Records about charts and figures:

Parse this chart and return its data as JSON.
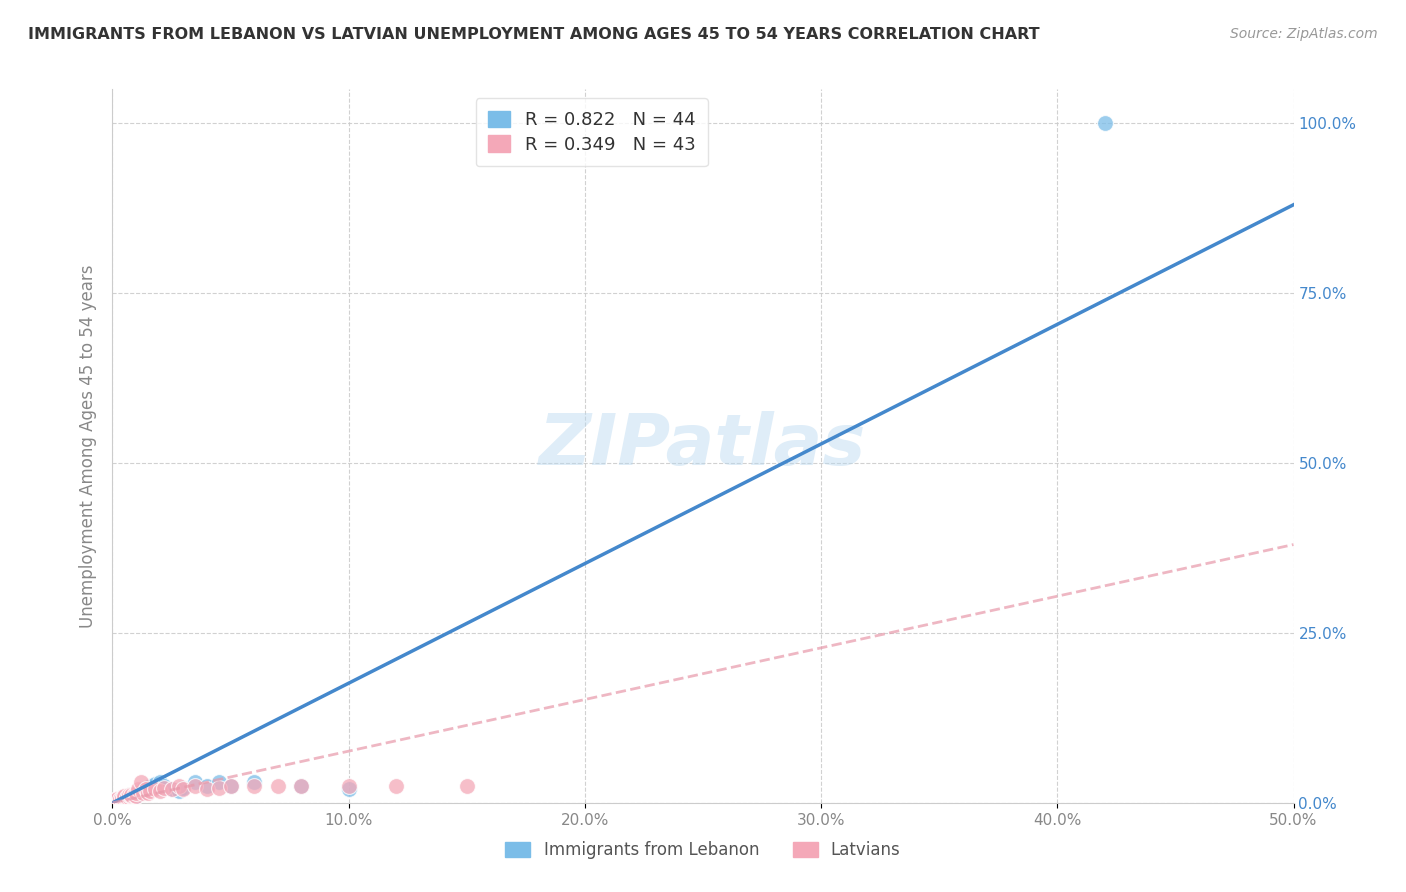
{
  "title": "IMMIGRANTS FROM LEBANON VS LATVIAN UNEMPLOYMENT AMONG AGES 45 TO 54 YEARS CORRELATION CHART",
  "source": "Source: ZipAtlas.com",
  "xlabel": "",
  "ylabel": "Unemployment Among Ages 45 to 54 years",
  "xlim": [
    0,
    0.5
  ],
  "ylim": [
    0,
    1.05
  ],
  "xticks": [
    0.0,
    0.1,
    0.2,
    0.3,
    0.4,
    0.5
  ],
  "yticks": [
    0.0,
    0.25,
    0.5,
    0.75,
    1.0
  ],
  "xtick_labels": [
    "0.0%",
    "10.0%",
    "20.0%",
    "30.0%",
    "40.0%",
    "50.0%"
  ],
  "ytick_labels": [
    "0.0%",
    "25.0%",
    "50.0%",
    "75.0%",
    "100.0%"
  ],
  "legend1_label": "R = 0.822   N = 44",
  "legend2_label": "R = 0.349   N = 43",
  "legend_bottom_label1": "Immigrants from Lebanon",
  "legend_bottom_label2": "Latvians",
  "blue_color": "#7BBDE8",
  "pink_color": "#F4A8B8",
  "trend_blue": "#4488CC",
  "trend_pink": "#E899AA",
  "watermark": "ZIPatlas",
  "blue_scatter_x": [
    0.001,
    0.001,
    0.002,
    0.002,
    0.002,
    0.003,
    0.003,
    0.003,
    0.004,
    0.004,
    0.004,
    0.005,
    0.005,
    0.005,
    0.006,
    0.006,
    0.007,
    0.007,
    0.007,
    0.008,
    0.008,
    0.009,
    0.009,
    0.01,
    0.01,
    0.011,
    0.012,
    0.013,
    0.015,
    0.016,
    0.018,
    0.02,
    0.022,
    0.025,
    0.028,
    0.03,
    0.035,
    0.04,
    0.045,
    0.05,
    0.06,
    0.08,
    0.1,
    0.42
  ],
  "blue_scatter_y": [
    0.001,
    0.003,
    0.002,
    0.004,
    0.005,
    0.003,
    0.005,
    0.007,
    0.004,
    0.006,
    0.008,
    0.005,
    0.007,
    0.009,
    0.006,
    0.008,
    0.007,
    0.009,
    0.011,
    0.008,
    0.01,
    0.009,
    0.012,
    0.01,
    0.014,
    0.015,
    0.018,
    0.02,
    0.022,
    0.025,
    0.028,
    0.03,
    0.025,
    0.02,
    0.018,
    0.022,
    0.03,
    0.025,
    0.03,
    0.025,
    0.03,
    0.025,
    0.02,
    1.0
  ],
  "pink_scatter_x": [
    0.001,
    0.001,
    0.002,
    0.002,
    0.002,
    0.003,
    0.003,
    0.004,
    0.004,
    0.005,
    0.005,
    0.005,
    0.006,
    0.006,
    0.007,
    0.007,
    0.008,
    0.008,
    0.009,
    0.01,
    0.01,
    0.011,
    0.012,
    0.013,
    0.014,
    0.015,
    0.016,
    0.018,
    0.02,
    0.022,
    0.025,
    0.028,
    0.03,
    0.035,
    0.04,
    0.045,
    0.05,
    0.06,
    0.07,
    0.08,
    0.1,
    0.12,
    0.15
  ],
  "pink_scatter_y": [
    0.002,
    0.004,
    0.003,
    0.005,
    0.006,
    0.004,
    0.006,
    0.005,
    0.007,
    0.006,
    0.008,
    0.01,
    0.007,
    0.009,
    0.008,
    0.011,
    0.01,
    0.012,
    0.011,
    0.01,
    0.015,
    0.02,
    0.03,
    0.015,
    0.02,
    0.015,
    0.018,
    0.02,
    0.018,
    0.022,
    0.02,
    0.025,
    0.02,
    0.025,
    0.02,
    0.022,
    0.025,
    0.025,
    0.025,
    0.025,
    0.025,
    0.025,
    0.025
  ],
  "blue_trend_x": [
    0.0,
    0.5
  ],
  "blue_trend_y": [
    0.0,
    0.88
  ],
  "pink_trend_x": [
    0.0,
    0.5
  ],
  "pink_trend_y": [
    0.0,
    0.38
  ]
}
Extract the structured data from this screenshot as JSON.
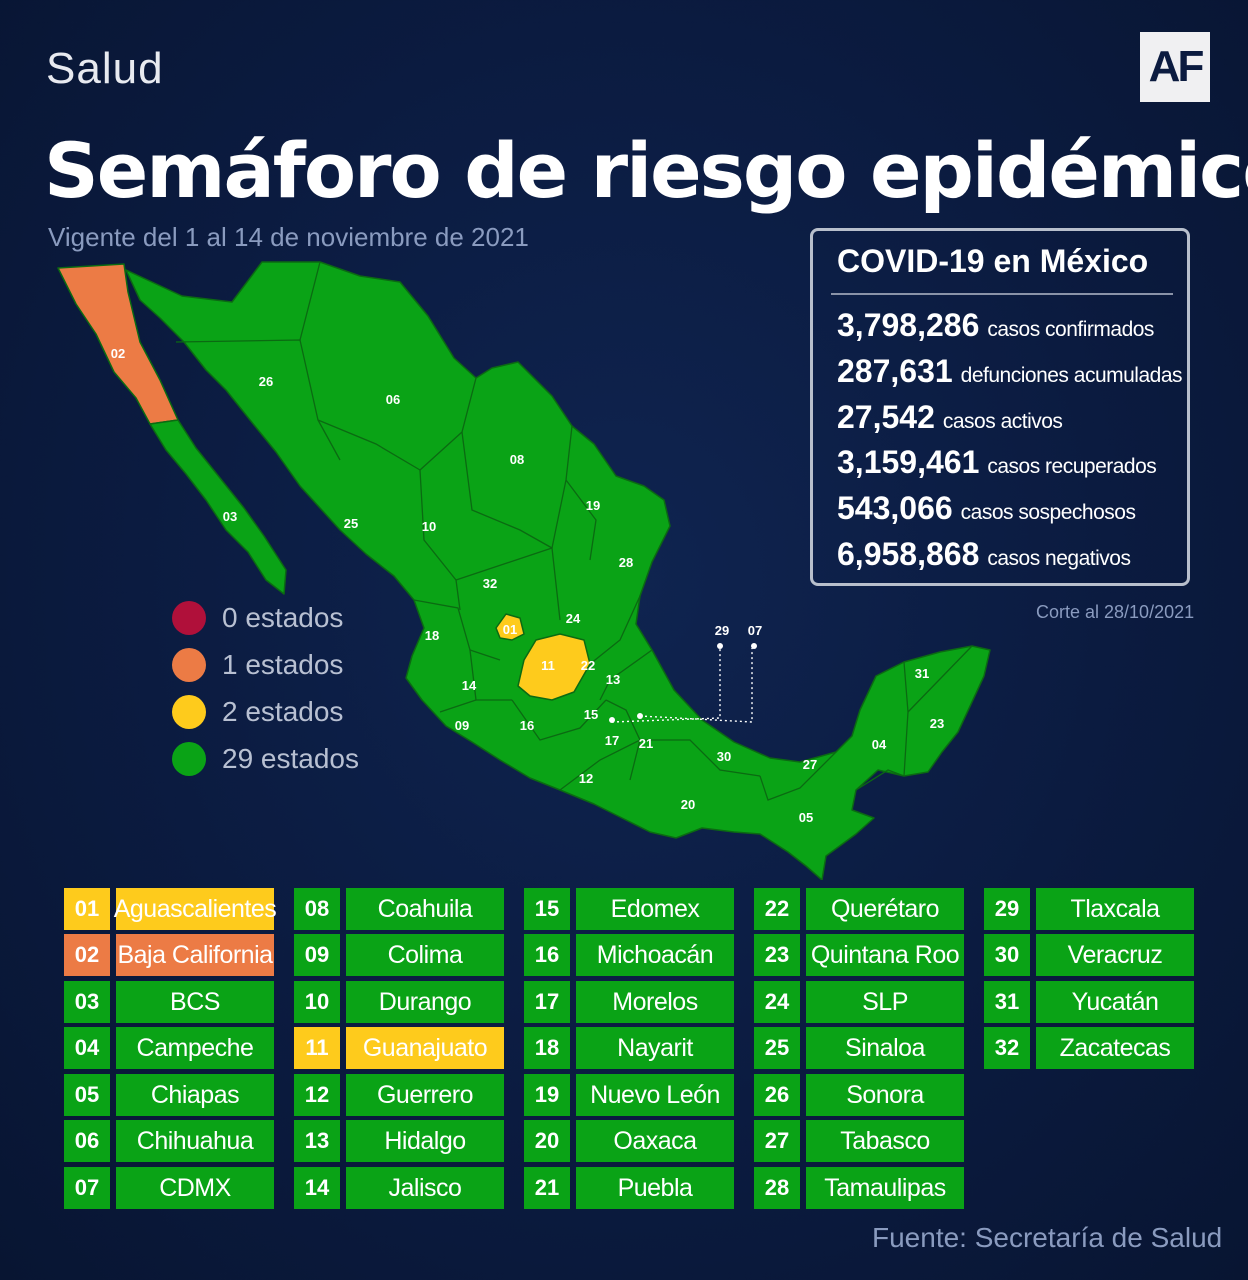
{
  "header": {
    "section": "Salud",
    "logo": "AF",
    "title": "Semáforo de riesgo epidémico",
    "validity": "Vigente del 1 al 14 de noviembre de 2021"
  },
  "covid": {
    "title": "COVID-19 en México",
    "stats": [
      {
        "value": "3,798,286",
        "label": "casos confirmados"
      },
      {
        "value": "287,631",
        "label": "defunciones acumuladas"
      },
      {
        "value": "27,542",
        "label": "casos activos"
      },
      {
        "value": "3,159,461",
        "label": "casos recuperados"
      },
      {
        "value": "543,066",
        "label": "casos sospechosos"
      },
      {
        "value": "6,958,868",
        "label": "casos negativos"
      }
    ],
    "cutoff": "Corte al 28/10/2021"
  },
  "colors": {
    "red": "#b0103a",
    "orange": "#ec7b45",
    "yellow": "#fecb1c",
    "green": "#0aa316",
    "border": "#0b6a12"
  },
  "legend": [
    {
      "label": "0 estados",
      "color": "#b0103a"
    },
    {
      "label": "1 estados",
      "color": "#ec7b45"
    },
    {
      "label": "2 estados",
      "color": "#fecb1c"
    },
    {
      "label": "29 estados",
      "color": "#0aa316"
    }
  ],
  "map_labels": [
    "01",
    "02",
    "03",
    "04",
    "05",
    "06",
    "07",
    "08",
    "09",
    "10",
    "11",
    "12",
    "13",
    "14",
    "15",
    "16",
    "17",
    "18",
    "19",
    "20",
    "21",
    "22",
    "23",
    "24",
    "25",
    "26",
    "27",
    "28",
    "29",
    "30",
    "31",
    "32"
  ],
  "states": [
    {
      "num": "01",
      "name": "Aguascalientes",
      "level": "yellow"
    },
    {
      "num": "02",
      "name": "Baja California",
      "level": "orange"
    },
    {
      "num": "03",
      "name": "BCS",
      "level": "green"
    },
    {
      "num": "04",
      "name": "Campeche",
      "level": "green"
    },
    {
      "num": "05",
      "name": "Chiapas",
      "level": "green"
    },
    {
      "num": "06",
      "name": "Chihuahua",
      "level": "green"
    },
    {
      "num": "07",
      "name": "CDMX",
      "level": "green"
    },
    {
      "num": "08",
      "name": "Coahuila",
      "level": "green"
    },
    {
      "num": "09",
      "name": "Colima",
      "level": "green"
    },
    {
      "num": "10",
      "name": "Durango",
      "level": "green"
    },
    {
      "num": "11",
      "name": "Guanajuato",
      "level": "yellow"
    },
    {
      "num": "12",
      "name": "Guerrero",
      "level": "green"
    },
    {
      "num": "13",
      "name": "Hidalgo",
      "level": "green"
    },
    {
      "num": "14",
      "name": "Jalisco",
      "level": "green"
    },
    {
      "num": "15",
      "name": "Edomex",
      "level": "green"
    },
    {
      "num": "16",
      "name": "Michoacán",
      "level": "green"
    },
    {
      "num": "17",
      "name": "Morelos",
      "level": "green"
    },
    {
      "num": "18",
      "name": "Nayarit",
      "level": "green"
    },
    {
      "num": "19",
      "name": "Nuevo León",
      "level": "green"
    },
    {
      "num": "20",
      "name": "Oaxaca",
      "level": "green"
    },
    {
      "num": "21",
      "name": "Puebla",
      "level": "green"
    },
    {
      "num": "22",
      "name": "Querétaro",
      "level": "green"
    },
    {
      "num": "23",
      "name": "Quintana Roo",
      "level": "green"
    },
    {
      "num": "24",
      "name": "SLP",
      "level": "green"
    },
    {
      "num": "25",
      "name": "Sinaloa",
      "level": "green"
    },
    {
      "num": "26",
      "name": "Sonora",
      "level": "green"
    },
    {
      "num": "27",
      "name": "Tabasco",
      "level": "green"
    },
    {
      "num": "28",
      "name": "Tamaulipas",
      "level": "green"
    },
    {
      "num": "29",
      "name": "Tlaxcala",
      "level": "green"
    },
    {
      "num": "30",
      "name": "Veracruz",
      "level": "green"
    },
    {
      "num": "31",
      "name": "Yucatán",
      "level": "green"
    },
    {
      "num": "32",
      "name": "Zacatecas",
      "level": "green"
    }
  ],
  "source": "Fuente: Secretaría de Salud"
}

TO DO:
Pull out each line of the records holding the string "source".

CORRECT RESULT:
  "source": "Source: ZipAtlas.com",
  "source": "Fuente: Secretaría de Salud"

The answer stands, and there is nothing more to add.